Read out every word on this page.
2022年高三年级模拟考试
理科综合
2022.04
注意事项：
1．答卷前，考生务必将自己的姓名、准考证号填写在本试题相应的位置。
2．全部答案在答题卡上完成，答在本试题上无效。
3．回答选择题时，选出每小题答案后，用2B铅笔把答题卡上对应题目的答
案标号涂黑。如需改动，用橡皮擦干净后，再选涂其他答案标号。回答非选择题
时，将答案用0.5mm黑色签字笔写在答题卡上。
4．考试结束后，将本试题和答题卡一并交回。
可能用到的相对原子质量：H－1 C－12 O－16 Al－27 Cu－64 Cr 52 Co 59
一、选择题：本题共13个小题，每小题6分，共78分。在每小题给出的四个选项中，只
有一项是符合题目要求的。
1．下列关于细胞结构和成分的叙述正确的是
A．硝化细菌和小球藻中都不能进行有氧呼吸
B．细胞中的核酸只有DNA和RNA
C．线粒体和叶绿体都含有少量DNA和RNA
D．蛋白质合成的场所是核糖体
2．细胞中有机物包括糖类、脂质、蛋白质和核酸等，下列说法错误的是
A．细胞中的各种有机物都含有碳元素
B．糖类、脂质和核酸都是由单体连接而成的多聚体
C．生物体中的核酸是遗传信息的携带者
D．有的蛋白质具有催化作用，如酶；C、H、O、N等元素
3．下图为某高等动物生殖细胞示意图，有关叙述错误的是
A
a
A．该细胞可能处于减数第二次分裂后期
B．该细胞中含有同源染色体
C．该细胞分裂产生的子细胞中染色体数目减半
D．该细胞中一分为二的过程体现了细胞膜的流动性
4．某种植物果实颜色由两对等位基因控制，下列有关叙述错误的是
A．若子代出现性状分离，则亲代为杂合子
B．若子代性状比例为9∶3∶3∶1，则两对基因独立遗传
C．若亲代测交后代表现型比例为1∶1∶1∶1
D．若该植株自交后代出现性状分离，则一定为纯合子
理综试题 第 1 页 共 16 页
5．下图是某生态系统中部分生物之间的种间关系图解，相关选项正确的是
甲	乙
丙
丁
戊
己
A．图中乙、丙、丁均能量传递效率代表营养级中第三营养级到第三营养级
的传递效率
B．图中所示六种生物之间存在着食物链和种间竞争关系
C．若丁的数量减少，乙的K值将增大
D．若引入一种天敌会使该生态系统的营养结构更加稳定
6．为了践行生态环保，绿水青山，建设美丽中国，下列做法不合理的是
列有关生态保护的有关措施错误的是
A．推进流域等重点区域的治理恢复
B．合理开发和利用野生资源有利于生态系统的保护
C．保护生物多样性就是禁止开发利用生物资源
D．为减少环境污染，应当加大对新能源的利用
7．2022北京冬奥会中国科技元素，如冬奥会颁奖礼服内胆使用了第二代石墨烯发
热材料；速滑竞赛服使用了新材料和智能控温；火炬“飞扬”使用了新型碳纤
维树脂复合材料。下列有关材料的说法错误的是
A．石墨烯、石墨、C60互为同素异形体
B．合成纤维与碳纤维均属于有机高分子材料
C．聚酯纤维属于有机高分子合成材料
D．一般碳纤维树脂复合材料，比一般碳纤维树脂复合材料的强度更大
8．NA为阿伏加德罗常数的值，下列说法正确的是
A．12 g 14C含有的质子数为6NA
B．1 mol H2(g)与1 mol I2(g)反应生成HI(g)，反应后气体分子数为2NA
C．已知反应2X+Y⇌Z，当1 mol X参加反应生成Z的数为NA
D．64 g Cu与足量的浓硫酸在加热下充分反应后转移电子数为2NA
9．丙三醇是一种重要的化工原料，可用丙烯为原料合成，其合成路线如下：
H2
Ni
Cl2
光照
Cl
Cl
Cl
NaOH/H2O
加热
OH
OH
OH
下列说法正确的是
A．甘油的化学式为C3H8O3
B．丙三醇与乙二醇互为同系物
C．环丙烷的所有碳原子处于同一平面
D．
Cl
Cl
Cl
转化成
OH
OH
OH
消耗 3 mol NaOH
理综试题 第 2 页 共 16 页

GIVEN PROBLEM
Word for word, restate all of the data shown above.

RIGHT ANSWER
Read out every word on this page.
2022年高三年级模拟考试
理科综合
2022.04
注意事项：
1．答卷前，考生务必将自己的姓名、准考证号填写在本试题相应的位置。
2．全部答案在答题卡上完成，答在本试题上无效。
3．回答选择题时，选出每小题答案后，用2B铅笔把答题卡上对应题目的答
案标号涂黑。如需改动，用橡皮擦干净后，再选涂其他答案标号。回答非选择题
时，将答案用0.5mm黑色签字笔写在答题卡上。
4．考试结束后，将本试题和答题卡一并交回。
可能用到的相对原子质量：H－1 C－12 O－16 Al－27 Cu－64 Cr 52 Co 59
一、选择题：本题共13个小题，每小题6分，共78分。在每小题给出的四个选项中，只
有一项是符合题目要求的。
1．下列关于细胞结构和成分的叙述正确的是
A．硝化细菌和小球藻中都不能进行有氧呼吸
B．细胞中的核酸只有DNA和RNA
C．线粒体和叶绿体都含有少量DNA和RNA
D．蛋白质合成的场所是核糖体
2．细胞中有机物包括糖类、脂质、蛋白质和核酸等，下列说法错误的是
A．细胞中的各种有机物都含有碳元素
B．糖类、脂质和核酸都是由单体连接而成的多聚体
C．生物体中的核酸是遗传信息的携带者
D．有的蛋白质具有催化作用，如酶；C、H、O、N等元素
3．下图为某高等动物生殖细胞示意图，有关叙述错误的是
A
a
A．该细胞可能处于减数第二次分裂后期
B．该细胞中含有同源染色体
C．该细胞分裂产生的子细胞中染色体数目减半
D．该细胞中一分为二的过程体现了细胞膜的流动性
4．某种植物果实颜色由两对等位基因控制，下列有关叙述错误的是
A．若子代出现性状分离，则亲代为杂合子
B．若子代性状比例为9∶3∶3∶1，则两对基因独立遗传
C．若亲代测交后代表现型比例为1∶1∶1∶1
D．若该植株自交后代出现性状分离，则一定为纯合子
理综试题 第 1 页 共 16 页
5．下图是某生态系统中部分生物之间的种间关系图解，相关选项正确的是
甲	乙
丙
丁
戊
己
A．图中乙、丙、丁均能量传递效率代表营养级中第三营养级到第三营养级
的传递效率
B．图中所示六种生物之间存在着食物链和种间竞争关系
C．若丁的数量减少，乙的K值将增大
D．若引入一种天敌会使该生态系统的营养结构更加稳定
6．为了践行生态环保，绿水青山，建设美丽中国，下列做法不合理的是
列有关生态保护的有关措施错误的是
A．推进流域等重点区域的治理恢复
B．合理开发和利用野生资源有利于生态系统的保护
C．保护生物多样性就是禁止开发利用生物资源
D．为减少环境污染，应当加大对新能源的利用
7．2022北京冬奥会中国科技元素，如冬奥会颁奖礼服内胆使用了第二代石墨烯发
热材料；速滑竞赛服使用了新材料和智能控温；火炬“飞扬”使用了新型碳纤
维树脂复合材料。下列有关材料的说法错误的是
A．石墨烯、石墨、C60互为同素异形体
B．合成纤维与碳纤维均属于有机高分子材料
C．聚酯纤维属于有机高分子合成材料
D．一般碳纤维树脂复合材料，比一般碳纤维树脂复合材料的强度更大
8．NA为阿伏加德罗常数的值，下列说法正确的是
A．12 g 14C含有的质子数为6NA
B．1 mol H2(g)与1 mol I2(g)反应生成HI(g)，反应后气体分子数为2NA
C．已知反应2X+Y⇌Z，当1 mol X参加反应生成Z的数为NA
D．64 g Cu与足量的浓硫酸在加热下充分反应后转移电子数为2NA
9．丙三醇是一种重要的化工原料，可用丙烯为原料合成，其合成路线如下：
H2
Ni
Cl2
光照
Cl
Cl
Cl
NaOH/H2O
加热
OH
OH
OH
下列说法正确的是
A．甘油的化学式为C3H8O3
B．丙三醇与乙二醇互为同系物
C．环丙烷的所有碳原子处于同一平面
D．
Cl
Cl
Cl
转化成
OH
OH
OH
消耗 3 mol NaOH
理综试题 第 2 页 共 16 页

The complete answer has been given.